### Task details
Scan the listing that follows and report how many lines contain "Gewalt". Write the number alone.

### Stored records
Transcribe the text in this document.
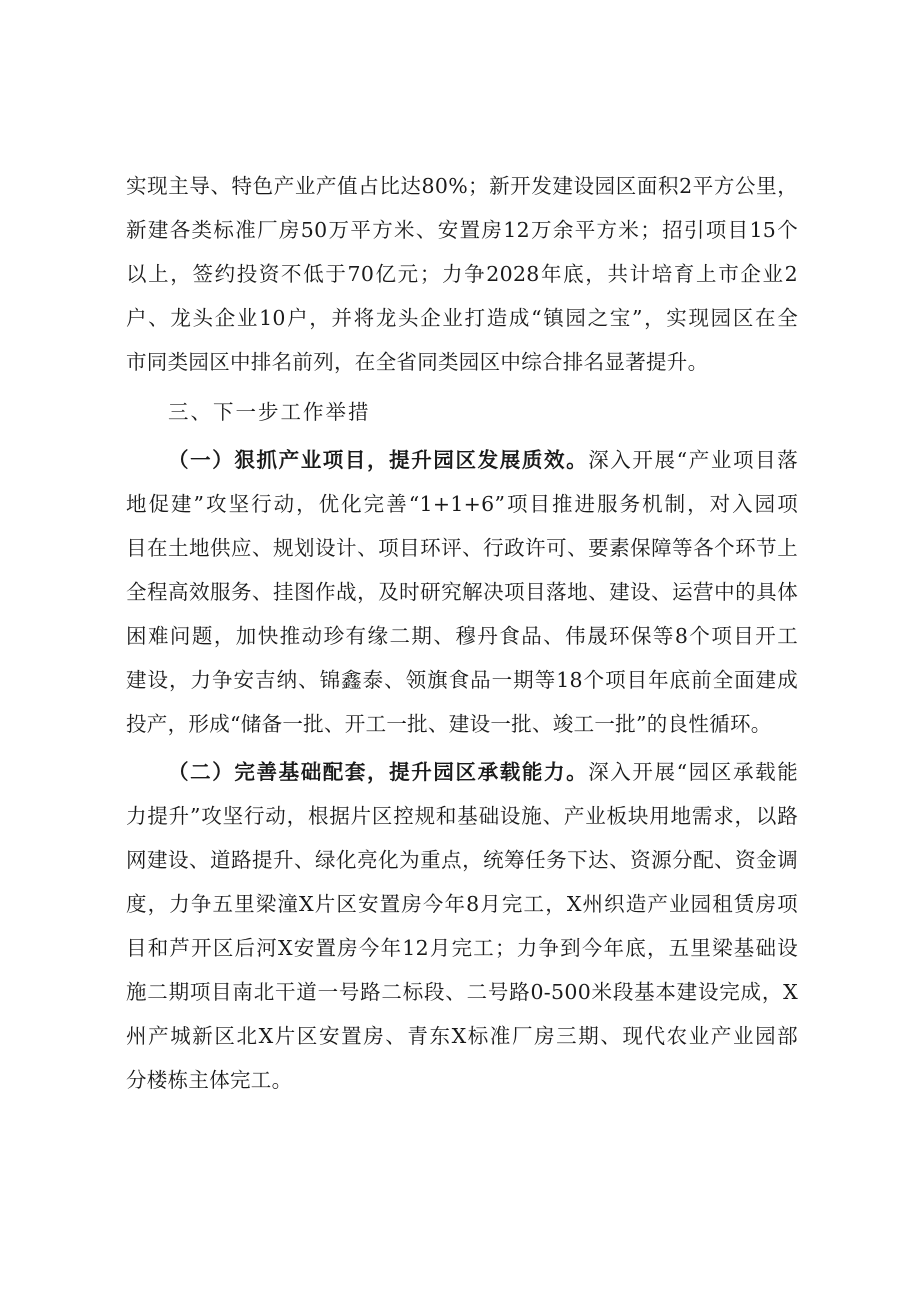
实现主导、特色产业产值占比达80%；新开发建设园区面积2平方公里，
新建各类标准厂房50万平方米、安置房12万余平方米；招引项目15个
以上，签约投资不低于70亿元；力争2028年底，共计培育上市企业2
户、龙头企业10户，并将龙头企业打造成“镇园之宝”，实现园区在全
市同类园区中排名前列，在全省同类园区中综合排名显著提升。
三、下一步工作举措
（一）狠抓产业项目，提升园区发展质效。深入开展“产业项目落
地促建”攻坚行动，优化完善“1+1+6”项目推进服务机制，对入园项
目在土地供应、规划设计、项目环评、行政许可、要素保障等各个环节上
全程高效服务、挂图作战，及时研究解决项目落地、建设、运营中的具体
困难问题，加快推动珍有缘二期、穆丹食品、伟晟环保等8个项目开工
建设，力争安吉纳、锦鑫泰、领旗食品一期等18个项目年底前全面建成
投产，形成“储备一批、开工一批、建设一批、竣工一批”的良性循环。
（二）完善基础配套，提升园区承载能力。深入开展“园区承载能
力提升”攻坚行动，根据片区控规和基础设施、产业板块用地需求，以路
网建设、道路提升、绿化亮化为重点，统筹任务下达、资源分配、资金调
度，力争五里梁潼X片区安置房今年8月完工，X州织造产业园租赁房项
目和芦开区后河X安置房今年12月完工；力争到今年底，五里梁基础设
施二期项目南北干道一号路二标段、二号路0-500米段基本建设完成，X
州产城新区北X片区安置房、青东X标准厂房三期、现代农业产业园部
分楼栋主体完工。
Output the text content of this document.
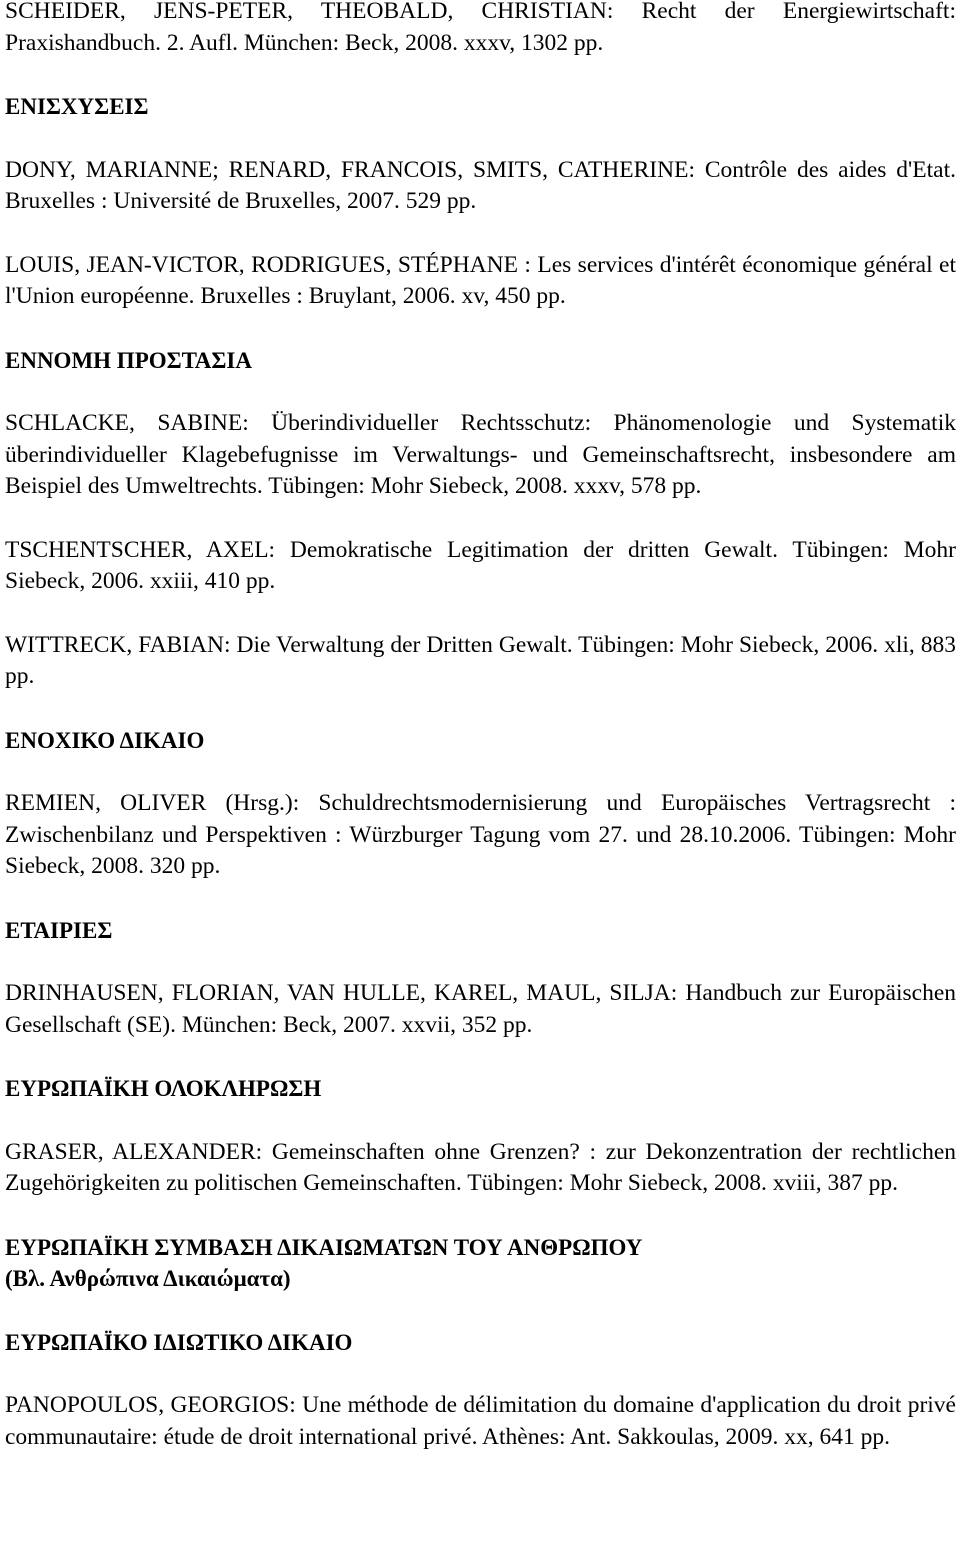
SCHEIDER, JENS-PETER, THEOBALD, CHRISTIAN: Recht der Energiewirtschaft: Praxishandbuch. 2. Aufl. München: Beck, 2008. xxxv, 1302 pp.

ΕΝΙΣΧΥΣΕΙΣ

DONY, MARIANNE; RENARD, FRANCOIS, SMITS, CATHERINE: Contrôle des aides d'Etat. Bruxelles : Université de Bruxelles, 2007. 529 pp.

LOUIS, JEAN-VICTOR, RODRIGUES, STÉPHANE : Les services d'intérêt économique général et l'Union européenne. Bruxelles : Bruylant, 2006. xv, 450 pp.

ΕΝΝΟΜΗ ΠΡΟΣΤΑΣΙΑ

SCHLACKE, SABINE: Überindividueller Rechtsschutz: Phänomenologie und Systematik überindividueller Klagebefugnisse im Verwaltungs- und Gemeinschaftsrecht, insbesondere am Beispiel des Umweltrechts. Tübingen: Mohr Siebeck, 2008. xxxv, 578 pp.

TSCHENTSCHER, AXEL: Demokratische Legitimation der dritten Gewalt. Tübingen: Mohr Siebeck, 2006. xxiii, 410 pp.

WITTRECK, FABIAN: Die Verwaltung der Dritten Gewalt. Tübingen: Mohr Siebeck, 2006. xli, 883 pp.

ΕΝΟΧΙΚΟ ΔΙΚΑΙΟ

REMIEN, OLIVER (Hrsg.): Schuldrechtsmodernisierung und Europäisches Vertragsrecht : Zwischenbilanz und Perspektiven : Würzburger Tagung vom 27. und 28.10.2006. Tübingen: Mohr Siebeck, 2008. 320 pp.

ΕΤΑΙΡΙΕΣ

DRINHAUSEN, FLORIAN, VAN HULLE, KAREL, MAUL, SILJA: Handbuch zur Europäischen Gesellschaft (SE). München: Beck, 2007. xxvii, 352 pp.

ΕΥΡΩΠΑΪΚΗ ΟΛΟΚΛΗΡΩΣΗ

GRASER, ALEXANDER: Gemeinschaften ohne Grenzen? : zur Dekonzentration der rechtlichen Zugehörigkeiten zu politischen Gemeinschaften. Tübingen: Mohr Siebeck, 2008. xviii, 387 pp.

ΕΥΡΩΠΑΪΚΗ ΣΥΜΒΑΣΗ ΔΙΚΑΙΩΜΑΤΩΝ ΤΟΥ ΑΝΘΡΩΠΟΥ
(Βλ. Ανθρώπινα Δικαιώματα)

ΕΥΡΩΠΑΪΚΟ ΙΔΙΩΤΙΚΟ ΔΙΚΑΙΟ

PANOPOULOS, GEORGIOS: Une méthode de délimitation du domaine d'application du droit privé communautaire: étude de droit international privé. Athènes: Ant. Sakkoulas, 2009. xx, 641 pp.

### Problem solution
2